■ **Dataset excerpt**:

◇ ◇ ◇ ◇ ◇

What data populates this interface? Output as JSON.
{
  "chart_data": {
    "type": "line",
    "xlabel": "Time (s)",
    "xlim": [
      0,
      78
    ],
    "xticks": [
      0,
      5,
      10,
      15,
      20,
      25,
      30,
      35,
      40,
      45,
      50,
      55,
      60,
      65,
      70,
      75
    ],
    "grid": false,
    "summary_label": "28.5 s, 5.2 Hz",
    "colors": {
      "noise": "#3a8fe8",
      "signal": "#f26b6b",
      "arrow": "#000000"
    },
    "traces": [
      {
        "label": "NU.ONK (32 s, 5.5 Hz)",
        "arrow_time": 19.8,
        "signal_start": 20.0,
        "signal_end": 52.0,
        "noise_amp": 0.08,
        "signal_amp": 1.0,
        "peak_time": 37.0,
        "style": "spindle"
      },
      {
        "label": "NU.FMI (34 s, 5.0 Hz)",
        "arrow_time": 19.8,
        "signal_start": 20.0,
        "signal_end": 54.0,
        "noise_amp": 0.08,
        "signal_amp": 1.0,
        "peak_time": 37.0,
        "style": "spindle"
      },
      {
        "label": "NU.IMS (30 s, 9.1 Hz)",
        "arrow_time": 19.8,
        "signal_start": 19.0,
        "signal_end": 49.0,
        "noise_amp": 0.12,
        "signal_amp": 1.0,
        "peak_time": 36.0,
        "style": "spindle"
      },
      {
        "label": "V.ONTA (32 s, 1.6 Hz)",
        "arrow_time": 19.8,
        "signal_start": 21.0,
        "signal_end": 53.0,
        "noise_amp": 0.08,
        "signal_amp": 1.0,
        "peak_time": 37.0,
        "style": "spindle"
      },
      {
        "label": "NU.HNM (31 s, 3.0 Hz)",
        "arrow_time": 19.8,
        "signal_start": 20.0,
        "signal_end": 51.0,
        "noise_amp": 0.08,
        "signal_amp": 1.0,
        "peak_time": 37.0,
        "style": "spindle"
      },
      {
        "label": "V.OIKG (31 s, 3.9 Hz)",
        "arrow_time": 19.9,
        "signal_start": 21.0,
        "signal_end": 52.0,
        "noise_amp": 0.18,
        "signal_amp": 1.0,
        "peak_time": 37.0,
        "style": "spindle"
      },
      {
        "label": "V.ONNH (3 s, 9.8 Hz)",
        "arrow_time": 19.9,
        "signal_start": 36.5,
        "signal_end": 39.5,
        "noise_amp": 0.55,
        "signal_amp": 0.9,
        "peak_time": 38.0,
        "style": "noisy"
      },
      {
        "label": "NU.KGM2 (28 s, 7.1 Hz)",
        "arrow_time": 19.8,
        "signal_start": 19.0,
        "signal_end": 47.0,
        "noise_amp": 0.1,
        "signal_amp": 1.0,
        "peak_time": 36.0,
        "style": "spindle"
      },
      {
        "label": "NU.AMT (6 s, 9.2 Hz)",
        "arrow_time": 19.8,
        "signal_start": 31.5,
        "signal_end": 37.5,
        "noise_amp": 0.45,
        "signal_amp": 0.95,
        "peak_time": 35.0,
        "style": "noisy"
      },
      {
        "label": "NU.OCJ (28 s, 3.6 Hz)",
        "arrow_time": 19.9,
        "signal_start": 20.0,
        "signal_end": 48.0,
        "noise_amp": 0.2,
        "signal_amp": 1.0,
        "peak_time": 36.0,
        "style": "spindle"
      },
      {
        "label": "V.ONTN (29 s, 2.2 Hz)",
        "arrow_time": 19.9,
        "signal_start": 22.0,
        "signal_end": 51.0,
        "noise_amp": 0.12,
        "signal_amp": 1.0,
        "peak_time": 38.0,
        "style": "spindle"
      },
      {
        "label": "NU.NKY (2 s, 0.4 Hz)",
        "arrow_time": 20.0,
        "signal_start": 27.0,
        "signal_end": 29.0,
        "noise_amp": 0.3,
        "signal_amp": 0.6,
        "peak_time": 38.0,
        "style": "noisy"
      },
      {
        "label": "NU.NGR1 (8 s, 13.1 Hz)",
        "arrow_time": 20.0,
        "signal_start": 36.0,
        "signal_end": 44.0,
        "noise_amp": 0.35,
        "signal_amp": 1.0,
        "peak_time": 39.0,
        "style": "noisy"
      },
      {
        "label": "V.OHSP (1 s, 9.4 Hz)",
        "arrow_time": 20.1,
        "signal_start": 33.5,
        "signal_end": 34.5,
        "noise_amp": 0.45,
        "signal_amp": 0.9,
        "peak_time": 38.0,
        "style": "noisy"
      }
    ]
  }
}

◇ ◇ ◇ ◇ ◇

■ **What you need to do**:
Your task is to print the whole listing again exactly.

■ **Complete output**:
What data populates this interface? Output as JSON.
{
  "chart_data": {
    "type": "line",
    "xlabel": "Time (s)",
    "xlim": [
      0,
      78
    ],
    "xticks": [
      0,
      5,
      10,
      15,
      20,
      25,
      30,
      35,
      40,
      45,
      50,
      55,
      60,
      65,
      70,
      75
    ],
    "grid": false,
    "summary_label": "28.5 s, 5.2 Hz",
    "colors": {
      "noise": "#3a8fe8",
      "signal": "#f26b6b",
      "arrow": "#000000"
    },
    "traces": [
      {
        "label": "NU.ONK (32 s, 5.5 Hz)",
        "arrow_time": 19.8,
        "signal_start": 20.0,
        "signal_end": 52.0,
        "noise_amp": 0.08,
        "signal_amp": 1.0,
        "peak_time": 37.0,
        "style": "spindle"
      },
      {
        "label": "NU.FMI (34 s, 5.0 Hz)",
        "arrow_time": 19.8,
        "signal_start": 20.0,
        "signal_end": 54.0,
        "noise_amp": 0.08,
        "signal_amp": 1.0,
        "peak_time": 37.0,
        "style": "spindle"
      },
      {
        "label": "NU.IMS (30 s, 9.1 Hz)",
        "arrow_time": 19.8,
        "signal_start": 19.0,
        "signal_end": 49.0,
        "noise_amp": 0.12,
        "signal_amp": 1.0,
        "peak_time": 36.0,
        "style": "spindle"
      },
      {
        "label": "V.ONTA (32 s, 1.6 Hz)",
        "arrow_time": 19.8,
        "signal_start": 21.0,
        "signal_end": 53.0,
        "noise_amp": 0.08,
        "signal_amp": 1.0,
        "peak_time": 37.0,
        "style": "spindle"
      },
      {
        "label": "NU.HNM (31 s, 3.0 Hz)",
        "arrow_time": 19.8,
        "signal_start": 20.0,
        "signal_end": 51.0,
        "noise_amp": 0.08,
        "signal_amp": 1.0,
        "peak_time": 37.0,
        "style": "spindle"
      },
      {
        "label": "V.OIKG (31 s, 3.9 Hz)",
        "arrow_time": 19.9,
        "signal_start": 21.0,
        "signal_end": 52.0,
        "noise_amp": 0.18,
        "signal_amp": 1.0,
        "peak_time": 37.0,
        "style": "spindle"
      },
      {
        "label": "V.ONNH (3 s, 9.8 Hz)",
        "arrow_time": 19.9,
        "signal_start": 36.5,
        "signal_end": 39.5,
        "noise_amp": 0.55,
        "signal_amp": 0.9,
        "peak_time": 38.0,
        "style": "noisy"
      },
      {
        "label": "NU.KGM2 (28 s, 7.1 Hz)",
        "arrow_time": 19.8,
        "signal_start": 19.0,
        "signal_end": 47.0,
        "noise_amp": 0.1,
        "signal_amp": 1.0,
        "peak_time": 36.0,
        "style": "spindle"
      },
      {
        "label": "NU.AMT (6 s, 9.2 Hz)",
        "arrow_time": 19.8,
        "signal_start": 31.5,
        "signal_end": 37.5,
        "noise_amp": 0.45,
        "signal_amp": 0.95,
        "peak_time": 35.0,
        "style": "noisy"
      },
      {
        "label": "NU.OCJ (28 s, 3.6 Hz)",
        "arrow_time": 19.9,
        "signal_start": 20.0,
        "signal_end": 48.0,
        "noise_amp": 0.2,
        "signal_amp": 1.0,
        "peak_time": 36.0,
        "style": "spindle"
      },
      {
        "label": "V.ONTN (29 s, 2.2 Hz)",
        "arrow_time": 19.9,
        "signal_start": 22.0,
        "signal_end": 51.0,
        "noise_amp": 0.12,
        "signal_amp": 1.0,
        "peak_time": 38.0,
        "style": "spindle"
      },
      {
        "label": "NU.NKY (2 s, 0.4 Hz)",
        "arrow_time": 20.0,
        "signal_start": 27.0,
        "signal_end": 29.0,
        "noise_amp": 0.3,
        "signal_amp": 0.6,
        "peak_time": 38.0,
        "style": "noisy"
      },
      {
        "label": "NU.NGR1 (8 s, 13.1 Hz)",
        "arrow_time": 20.0,
        "signal_start": 36.0,
        "signal_end": 44.0,
        "noise_amp": 0.35,
        "signal_amp": 1.0,
        "peak_time": 39.0,
        "style": "noisy"
      },
      {
        "label": "V.OHSP (1 s, 9.4 Hz)",
        "arrow_time": 20.1,
        "signal_start": 33.5,
        "signal_end": 34.5,
        "noise_amp": 0.45,
        "signal_amp": 0.9,
        "peak_time": 38.0,
        "style": "noisy"
      }
    ]
  }
}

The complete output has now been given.